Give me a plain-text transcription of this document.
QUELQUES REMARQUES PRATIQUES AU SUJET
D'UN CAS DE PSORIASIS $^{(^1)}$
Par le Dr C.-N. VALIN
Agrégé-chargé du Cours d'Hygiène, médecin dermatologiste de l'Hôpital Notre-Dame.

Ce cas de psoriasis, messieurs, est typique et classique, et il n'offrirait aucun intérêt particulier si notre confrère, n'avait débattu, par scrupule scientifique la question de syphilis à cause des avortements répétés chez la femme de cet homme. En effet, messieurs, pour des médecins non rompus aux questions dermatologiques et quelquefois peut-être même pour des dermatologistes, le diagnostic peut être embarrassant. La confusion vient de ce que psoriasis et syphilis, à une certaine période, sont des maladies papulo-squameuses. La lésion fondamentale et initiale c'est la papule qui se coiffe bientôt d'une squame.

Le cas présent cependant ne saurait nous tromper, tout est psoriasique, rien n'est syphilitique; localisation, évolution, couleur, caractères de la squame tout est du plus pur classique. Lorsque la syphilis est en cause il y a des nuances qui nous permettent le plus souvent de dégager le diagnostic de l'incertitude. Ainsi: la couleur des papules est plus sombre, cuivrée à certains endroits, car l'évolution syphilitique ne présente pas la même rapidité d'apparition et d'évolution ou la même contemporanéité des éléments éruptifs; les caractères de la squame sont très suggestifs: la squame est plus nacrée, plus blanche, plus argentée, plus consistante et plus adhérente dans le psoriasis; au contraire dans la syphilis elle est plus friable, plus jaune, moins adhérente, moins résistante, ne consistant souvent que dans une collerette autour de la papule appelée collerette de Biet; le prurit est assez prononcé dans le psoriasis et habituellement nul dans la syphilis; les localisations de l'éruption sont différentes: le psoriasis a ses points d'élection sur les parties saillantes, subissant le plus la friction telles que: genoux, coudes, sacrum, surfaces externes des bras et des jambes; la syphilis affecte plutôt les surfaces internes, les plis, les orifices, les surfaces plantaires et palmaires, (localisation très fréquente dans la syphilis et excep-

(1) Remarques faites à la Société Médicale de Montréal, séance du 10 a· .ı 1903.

WRITTEN REQUEST: All of the records must be retyped exactly as they are.

TASK RESULT:
Give me a plain-text transcription of this document.
QUELQUES REMARQUES PRATIQUES AU SUJET
D'UN CAS DE PSORIASIS $^{(^1)}$
Par le Dr C.-N. VALIN
Agrégé-chargé du Cours d'Hygiène, médecin dermatologiste de l'Hôpital Notre-Dame.

Ce cas de psoriasis, messieurs, est typique et classique, et il n'offrirait aucun intérêt particulier si notre confrère, n'avait débattu, par scrupule scientifique la question de syphilis à cause des avortements répétés chez la femme de cet homme. En effet, messieurs, pour des médecins non rompus aux questions dermatologiques et quelquefois peut-être même pour des dermatologistes, le diagnostic peut être embarrassant. La confusion vient de ce que psoriasis et syphilis, à une certaine période, sont des maladies papulo-squameuses. La lésion fondamentale et initiale c'est la papule qui se coiffe bientôt d'une squame.

Le cas présent cependant ne saurait nous tromper, tout est psoriasique, rien n'est syphilitique; localisation, évolution, couleur, caractères de la squame tout est du plus pur classique. Lorsque la syphilis est en cause il y a des nuances qui nous permettent le plus souvent de dégager le diagnostic de l'incertitude. Ainsi: la couleur des papules est plus sombre, cuivrée à certains endroits, car l'évolution syphilitique ne présente pas la même rapidité d'apparition et d'évolution ou la même contemporanéité des éléments éruptifs; les caractères de la squame sont très suggestifs: la squame est plus nacrée, plus blanche, plus argentée, plus consistante et plus adhérente dans le psoriasis; au contraire dans la syphilis elle est plus friable, plus jaune, moins adhérente, moins résistante, ne consistant souvent que dans une collerette autour de la papule appelée collerette de Biet; le prurit est assez prononcé dans le psoriasis et habituellement nul dans la syphilis; les localisations de l'éruption sont différentes: le psoriasis a ses points d'élection sur les parties saillantes, subissant le plus la friction telles que: genoux, coudes, sacrum, surfaces externes des bras et des jambes; la syphilis affecte plutôt les surfaces internes, les plis, les orifices, les surfaces plantaires et palmaires, (localisation très fréquente dans la syphilis et excep-

(1) Remarques faites à la Société Médicale de Montréal, séance du 10 a· .ı 1903.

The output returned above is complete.